Task to complete: Transcribe the records below exactly as they appear.

Input records:
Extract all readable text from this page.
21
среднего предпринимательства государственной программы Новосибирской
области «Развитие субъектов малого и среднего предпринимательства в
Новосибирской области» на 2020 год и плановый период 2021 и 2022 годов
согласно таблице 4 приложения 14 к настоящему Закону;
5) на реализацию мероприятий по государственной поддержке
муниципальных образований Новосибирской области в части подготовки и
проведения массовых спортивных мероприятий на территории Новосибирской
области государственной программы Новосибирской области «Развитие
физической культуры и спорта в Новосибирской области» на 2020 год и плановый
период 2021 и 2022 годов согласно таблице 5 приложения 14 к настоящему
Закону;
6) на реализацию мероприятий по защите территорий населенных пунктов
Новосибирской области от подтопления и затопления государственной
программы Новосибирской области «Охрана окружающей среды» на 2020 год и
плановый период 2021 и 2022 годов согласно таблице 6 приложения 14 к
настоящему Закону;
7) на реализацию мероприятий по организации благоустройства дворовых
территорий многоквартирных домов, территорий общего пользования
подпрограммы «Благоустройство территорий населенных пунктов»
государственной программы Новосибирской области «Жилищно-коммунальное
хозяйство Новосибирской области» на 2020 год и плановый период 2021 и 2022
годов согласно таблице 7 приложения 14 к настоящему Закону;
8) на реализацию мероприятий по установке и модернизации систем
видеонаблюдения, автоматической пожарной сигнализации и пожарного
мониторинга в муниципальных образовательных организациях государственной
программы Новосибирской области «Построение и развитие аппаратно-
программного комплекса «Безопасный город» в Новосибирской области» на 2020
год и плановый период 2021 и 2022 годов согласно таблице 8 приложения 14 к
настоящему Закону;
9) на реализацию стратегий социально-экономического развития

Expected answer:
Extract all readable text from this page.
21
среднего предпринимательства государственной программы Новосибирской
области «Развитие субъектов малого и среднего предпринимательства в
Новосибирской области» на 2020 год и плановый период 2021 и 2022 годов
согласно таблице 4 приложения 14 к настоящему Закону;
5) на реализацию мероприятий по государственной поддержке
муниципальных образований Новосибирской области в части подготовки и
проведения массовых спортивных мероприятий на территории Новосибирской
области государственной программы Новосибирской области «Развитие
физической культуры и спорта в Новосибирской области» на 2020 год и плановый
период 2021 и 2022 годов согласно таблице 5 приложения 14 к настоящему
Закону;
6) на реализацию мероприятий по защите территорий населенных пунктов
Новосибирской области от подтопления и затопления государственной
программы Новосибирской области «Охрана окружающей среды» на 2020 год и
плановый период 2021 и 2022 годов согласно таблице 6 приложения 14 к
настоящему Закону;
7) на реализацию мероприятий по организации благоустройства дворовых
территорий многоквартирных домов, территорий общего пользования
подпрограммы «Благоустройство территорий населенных пунктов»
государственной программы Новосибирской области «Жилищно-коммунальное
хозяйство Новосибирской области» на 2020 год и плановый период 2021 и 2022
годов согласно таблице 7 приложения 14 к настоящему Закону;
8) на реализацию мероприятий по установке и модернизации систем
видеонаблюдения, автоматической пожарной сигнализации и пожарного
мониторинга в муниципальных образовательных организациях государственной
программы Новосибирской области «Построение и развитие аппаратно-
программного комплекса «Безопасный город» в Новосибирской области» на 2020
год и плановый период 2021 и 2022 годов согласно таблице 8 приложения 14 к
настоящему Закону;
9) на реализацию стратегий социально-экономического развития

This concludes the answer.